Data entries
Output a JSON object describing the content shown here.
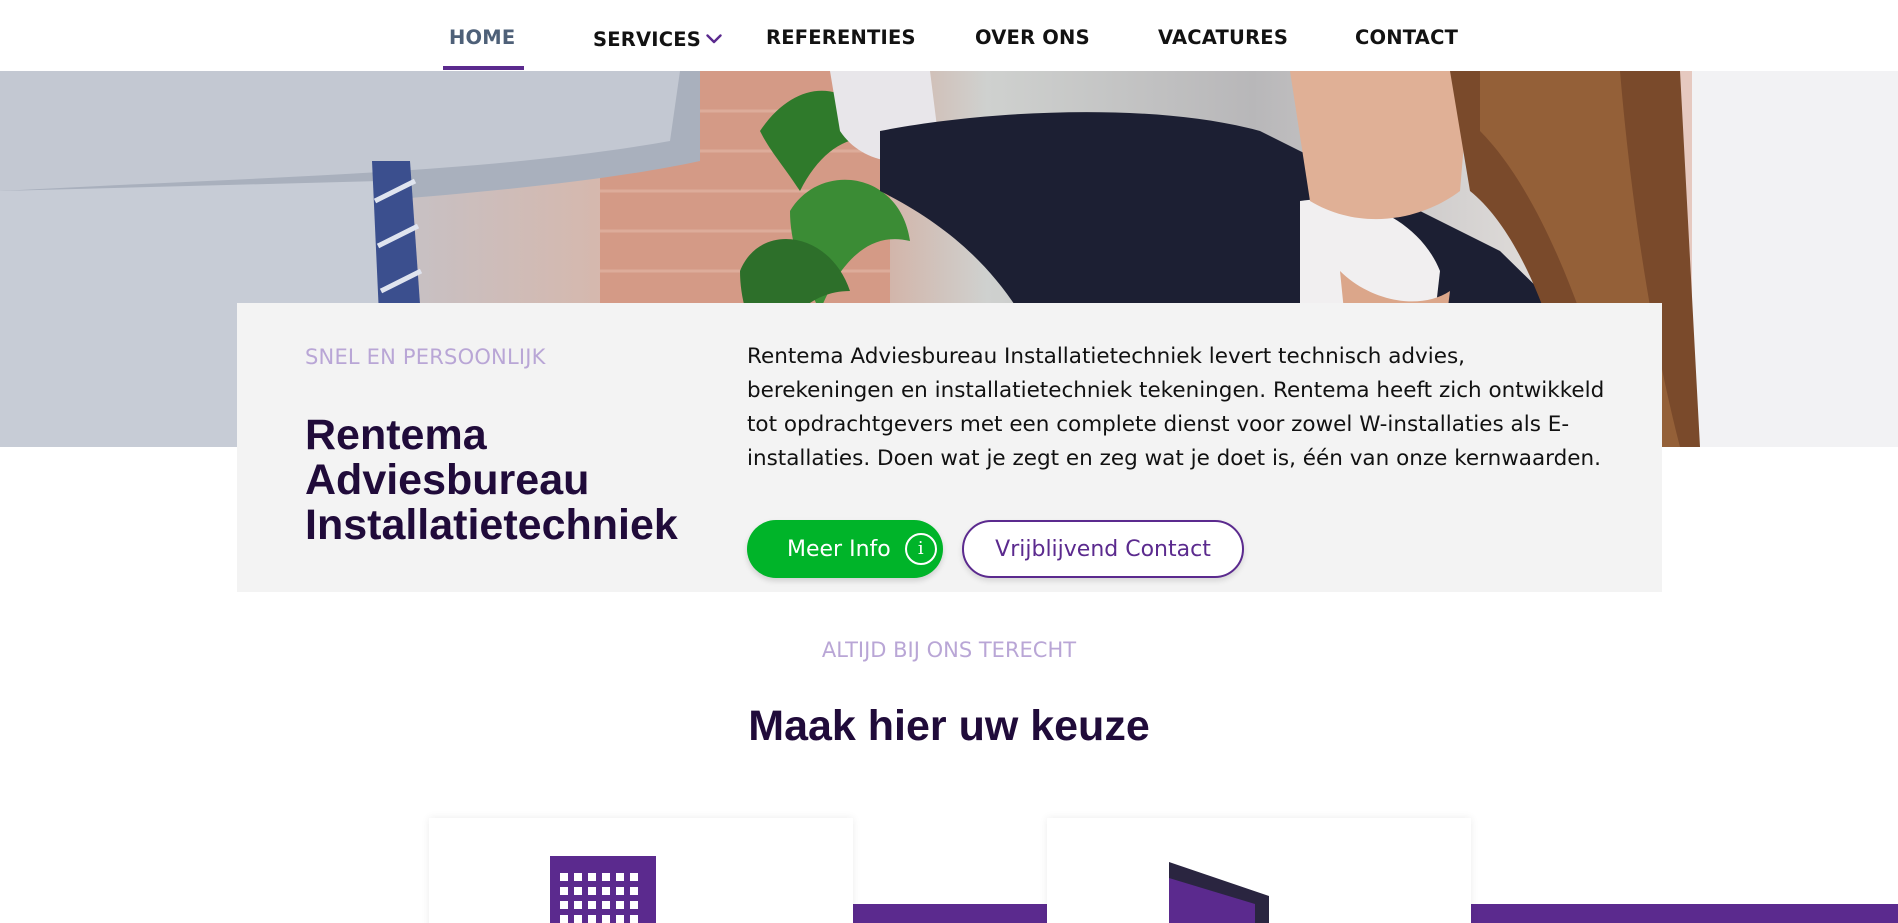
{
  "nav": {
    "items": [
      {
        "label": "HOME",
        "active": true
      },
      {
        "label": "SERVICES",
        "has_dropdown": true
      },
      {
        "label": "REFERENTIES"
      },
      {
        "label": "OVER ONS"
      },
      {
        "label": "VACATURES"
      },
      {
        "label": "CONTACT"
      }
    ],
    "dropdown_icon": "chevron-down-icon"
  },
  "hero": {
    "kicker": "SNEL EN PERSOONLIJK",
    "title": "Rentema Adviesbureau Installatietechniek",
    "description": "Rentema Adviesbureau Installatietechniek levert technisch advies, berekeningen en installatietechniek tekeningen. Rentema heeft zich ontwikkeld tot opdrachtgevers met een complete dienst voor zowel W-installaties als E-installaties. Doen wat je zegt en zeg wat je doet is, één van onze kernwaarden.",
    "primary_button": {
      "label": "Meer Info",
      "icon": "info-icon"
    },
    "secondary_button": {
      "label": "Vrijblijvend Contact"
    }
  },
  "choices": {
    "kicker": "ALTIJD BIJ ONS TERECHT",
    "title": "Maak hier uw keuze",
    "cards": [
      {
        "icon": "building-icon"
      },
      {
        "icon": "document-icon"
      }
    ]
  },
  "colors": {
    "brand_purple": "#5b2a8e",
    "dark_purple": "#200b3a",
    "light_purple": "#b9a6d6",
    "green": "#00b429",
    "card_bg": "#f3f3f3",
    "nav_active": "#4e6078"
  }
}
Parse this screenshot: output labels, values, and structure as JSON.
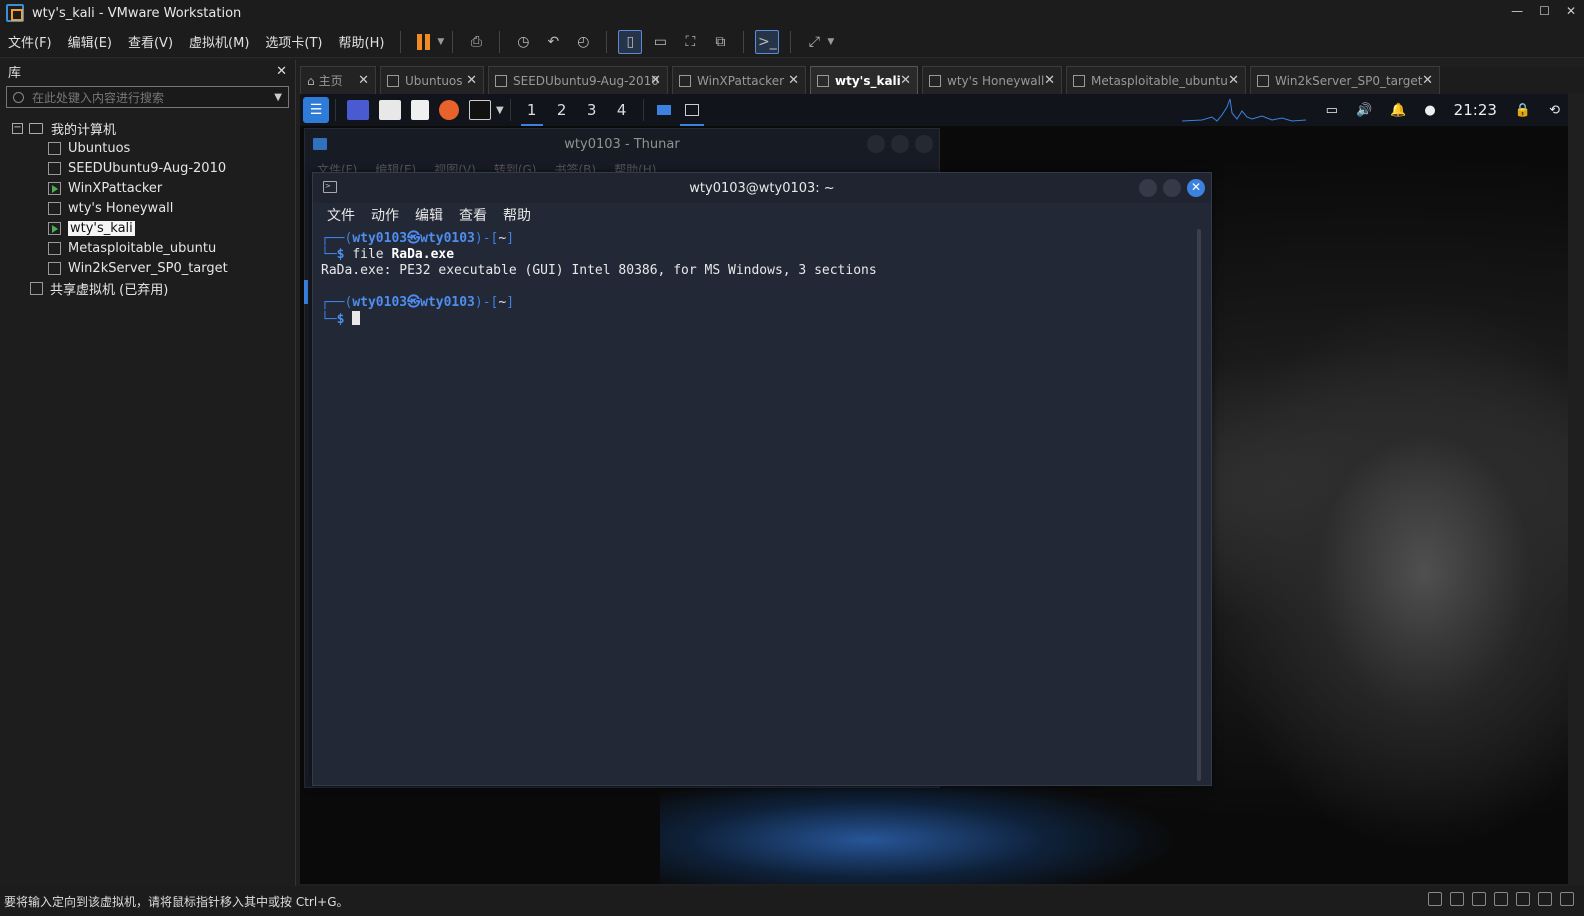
{
  "window": {
    "title": "wty's_kali - VMware Workstation"
  },
  "menu": [
    "文件(F)",
    "编辑(E)",
    "查看(V)",
    "虚拟机(M)",
    "选项卡(T)",
    "帮助(H)"
  ],
  "library": {
    "title": "库",
    "search_placeholder": "在此处键入内容进行搜索",
    "root": "我的计算机",
    "vms": [
      {
        "name": "Ubuntuos",
        "running": false
      },
      {
        "name": "SEEDUbuntu9-Aug-2010",
        "running": false
      },
      {
        "name": "WinXPattacker",
        "running": true
      },
      {
        "name": "wty's Honeywall",
        "running": false
      },
      {
        "name": "wty's_kali",
        "running": true,
        "selected": true
      },
      {
        "name": "Metasploitable_ubuntu",
        "running": false
      },
      {
        "name": "Win2kServer_SP0_target",
        "running": false
      }
    ],
    "shared": "共享虚拟机 (已弃用)"
  },
  "tabs": [
    {
      "label": "主页",
      "active": false
    },
    {
      "label": "Ubuntuos",
      "active": false
    },
    {
      "label": "SEEDUbuntu9-Aug-2010",
      "active": false
    },
    {
      "label": "WinXPattacker",
      "active": false
    },
    {
      "label": "wty's_kali",
      "active": true
    },
    {
      "label": "wty's Honeywall",
      "active": false
    },
    {
      "label": "Metasploitable_ubuntu",
      "active": false
    },
    {
      "label": "Win2kServer_SP0_target",
      "active": false
    }
  ],
  "kali_panel": {
    "workspaces": [
      "1",
      "2",
      "3",
      "4"
    ],
    "active_workspace": "1",
    "clock": "21:23"
  },
  "thunar": {
    "title": "wty0103 - Thunar",
    "menu": [
      "文件(F)",
      "编辑(E)",
      "视图(V)",
      "转到(G)",
      "书签(B)",
      "帮助(H)"
    ]
  },
  "terminal": {
    "title": "wty0103@wty0103: ~",
    "menu": [
      "文件",
      "动作",
      "编辑",
      "查看",
      "帮助"
    ],
    "prompt_user": "wty0103㉿wty0103",
    "prompt_dir": "~",
    "command1_prefix": "file ",
    "command1_arg": "RaDa.exe",
    "output1": "RaDa.exe: PE32 executable (GUI) Intel 80386, for MS Windows, 3 sections"
  },
  "statusbar": {
    "text": "要将输入定向到该虚拟机，请将鼠标指针移入其中或按 Ctrl+G。"
  }
}
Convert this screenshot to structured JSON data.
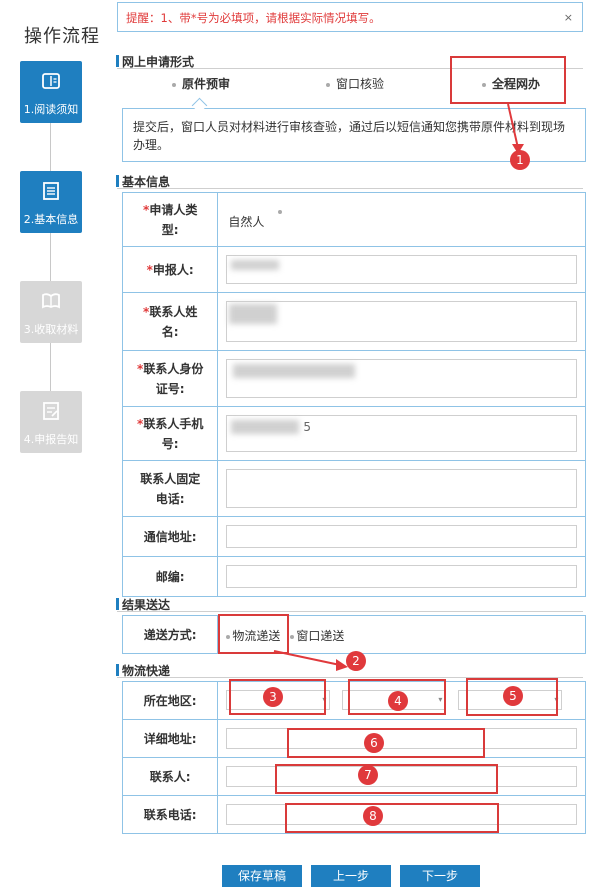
{
  "sidebar": {
    "title": "操作流程",
    "steps": [
      {
        "label": "1.阅读须知",
        "icon": "book-open-icon",
        "state": "active"
      },
      {
        "label": "2.基本信息",
        "icon": "document-list-icon",
        "state": "active"
      },
      {
        "label": "3.收取材料",
        "icon": "book-icon",
        "state": "inactive"
      },
      {
        "label": "4.申报告知",
        "icon": "edit-note-icon",
        "state": "inactive"
      }
    ]
  },
  "alert": {
    "text": "提醒：1、带*号为必填项，请根据实际情况填写。",
    "close": "×"
  },
  "online_apply": {
    "section_title": "网上申请形式",
    "tabs": [
      "原件预审",
      "窗口核验",
      "全程网办"
    ],
    "description": "提交后，窗口人员对材料进行审核查验，通过后以短信通知您携带原件材料到现场办理。"
  },
  "basic_info": {
    "section_title": "基本信息",
    "applicant_type_label": "申请人类型:",
    "applicant_type_value": "自然人",
    "declarant_label": "申报人:",
    "contact_name_label": "联系人姓名:",
    "contact_id_label": "联系人身份证号:",
    "contact_mobile_label": "联系人手机号:",
    "contact_mobile_visible_digit": "5",
    "contact_phone_label": "联系人固定电话:",
    "address_label": "通信地址:",
    "postcode_label": "邮编:"
  },
  "delivery": {
    "section_title": "结果送达",
    "method_label": "递送方式:",
    "options": [
      "物流递送",
      "窗口递送"
    ]
  },
  "logistics": {
    "section_title": "物流快递",
    "region_label": "所在地区:",
    "detail_address_label": "详细地址:",
    "contact_label": "联系人:",
    "contact_phone_label": "联系电话:"
  },
  "annotations": [
    "1",
    "2",
    "3",
    "4",
    "5",
    "6",
    "7",
    "8"
  ],
  "buttons": {
    "save_draft": "保存草稿",
    "prev": "上一步",
    "next": "下一步"
  },
  "colors": {
    "primary": "#1f7fc0",
    "border": "#8fc3e6",
    "required": "#e03a3a",
    "annotation": "#d93a3a"
  }
}
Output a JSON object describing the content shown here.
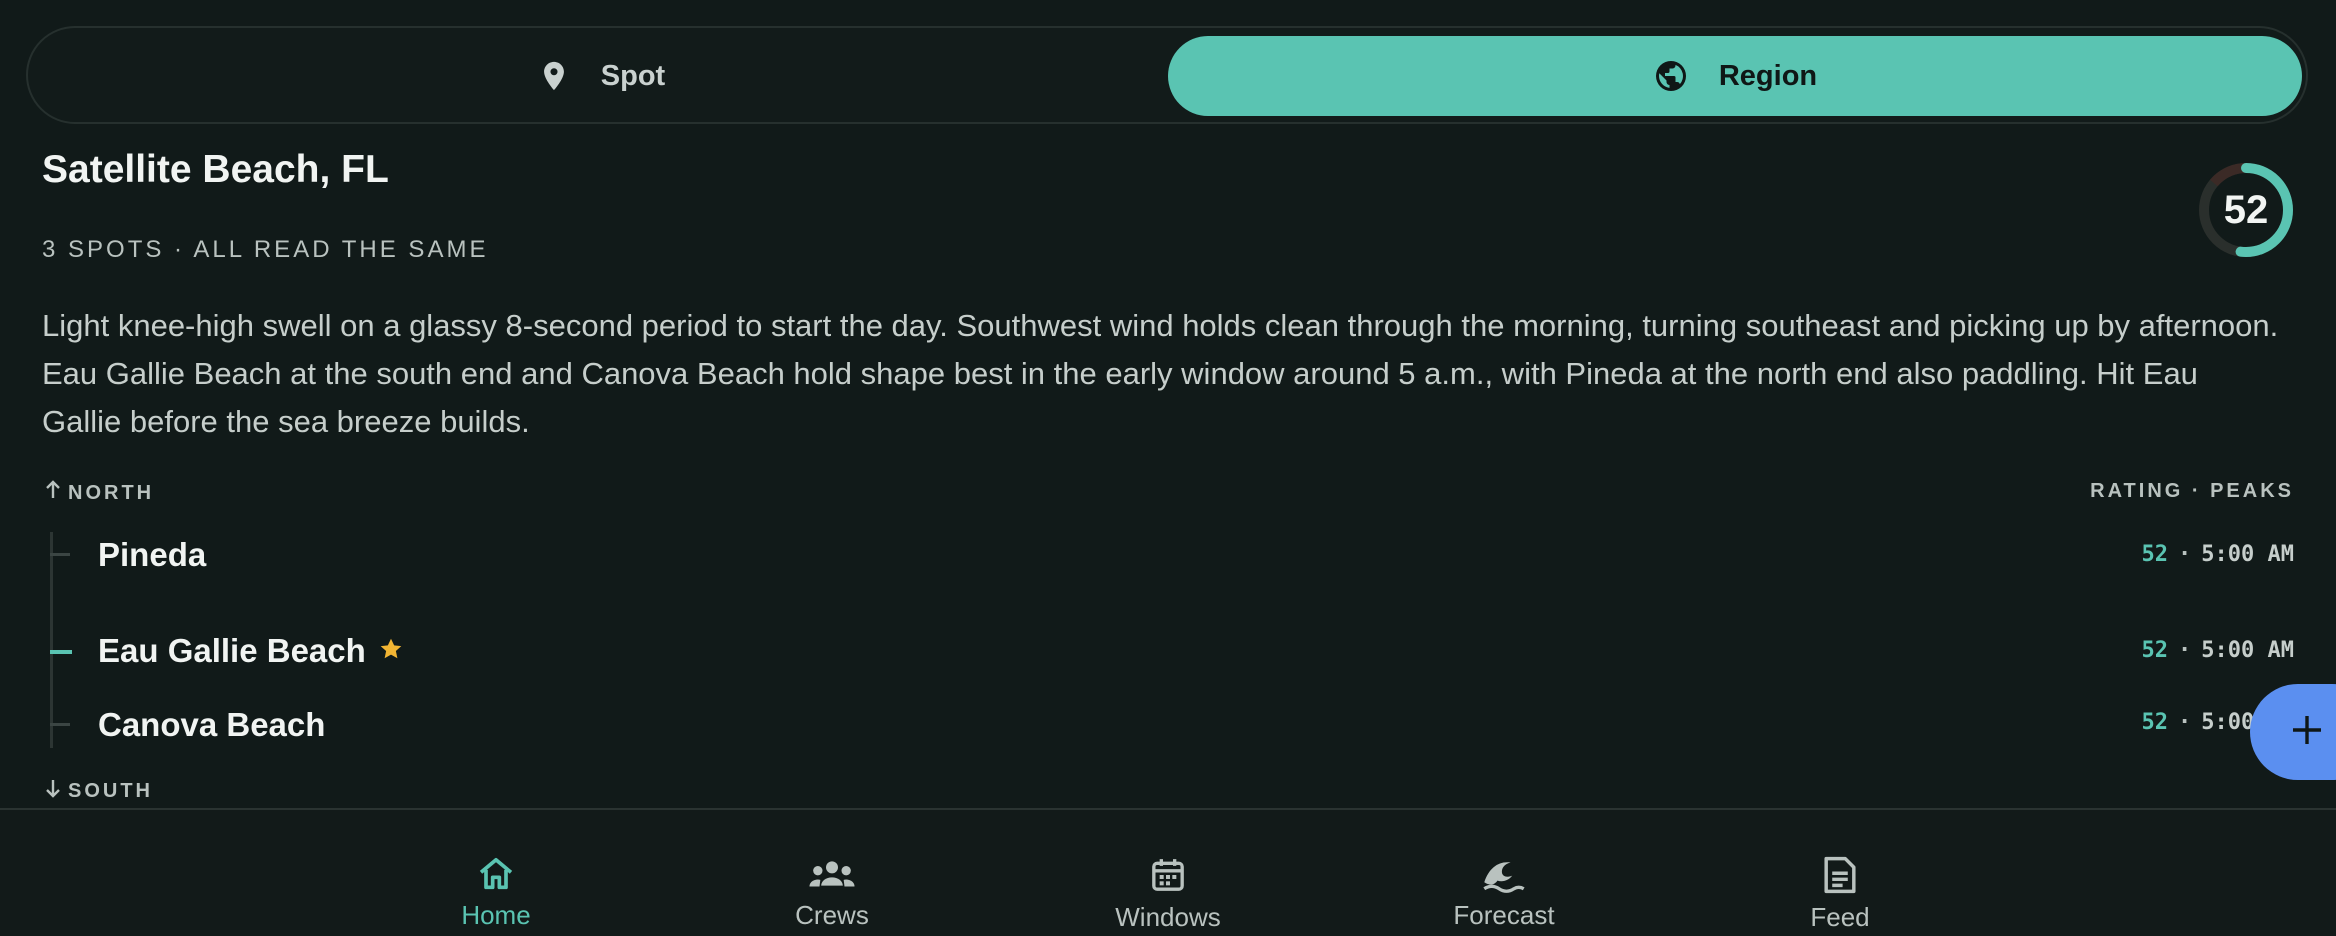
{
  "tabs": {
    "spot_label": "Spot",
    "region_label": "Region",
    "active": "region"
  },
  "region": {
    "title": "Satellite Beach, FL",
    "subtitle": "3 SPOTS · ALL READ THE SAME",
    "score": "52",
    "score_fraction": 0.52,
    "summary": "Light knee-high swell on a glassy 8-second period to start the day. Southwest wind holds clean through the morning, turning southeast and picking up by afternoon. Eau Gallie Beach at the south end and Canova Beach hold shape best in the early window around 5 a.m., with Pineda at the north end also paddling. Hit Eau Gallie before the sea breeze builds."
  },
  "list": {
    "north_label": "NORTH",
    "south_label": "SOUTH",
    "column_header": "RATING · PEAKS",
    "separator": "·",
    "spots": [
      {
        "name": "Pineda",
        "rating": "52",
        "peak": "5:00 AM",
        "favorite": false
      },
      {
        "name": "Eau Gallie Beach",
        "rating": "52",
        "peak": "5:00 AM",
        "favorite": true
      },
      {
        "name": "Canova Beach",
        "rating": "52",
        "peak": "5:00 AM",
        "favorite": false
      }
    ]
  },
  "nav": {
    "items": [
      {
        "label": "Home",
        "icon": "home-icon",
        "active": true
      },
      {
        "label": "Crews",
        "icon": "crews-icon",
        "active": false
      },
      {
        "label": "Windows",
        "icon": "calendar-icon",
        "active": false
      },
      {
        "label": "Forecast",
        "icon": "wave-icon",
        "active": false
      },
      {
        "label": "Feed",
        "icon": "feed-icon",
        "active": false
      }
    ]
  },
  "colors": {
    "background": "#111a19",
    "accent": "#5ac4b2",
    "fab": "#5b8ff0",
    "favorite_star": "#f2b533"
  },
  "fab": {
    "icon": "plus-icon"
  }
}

#### TASK DETAILS
Find all lines where the word "this" appears. Copy them.

#### WRITTEN ANSWER
Parse this screenshot: output labels, values, and structure as JSON.
Convert this screenshot to structured JSON data.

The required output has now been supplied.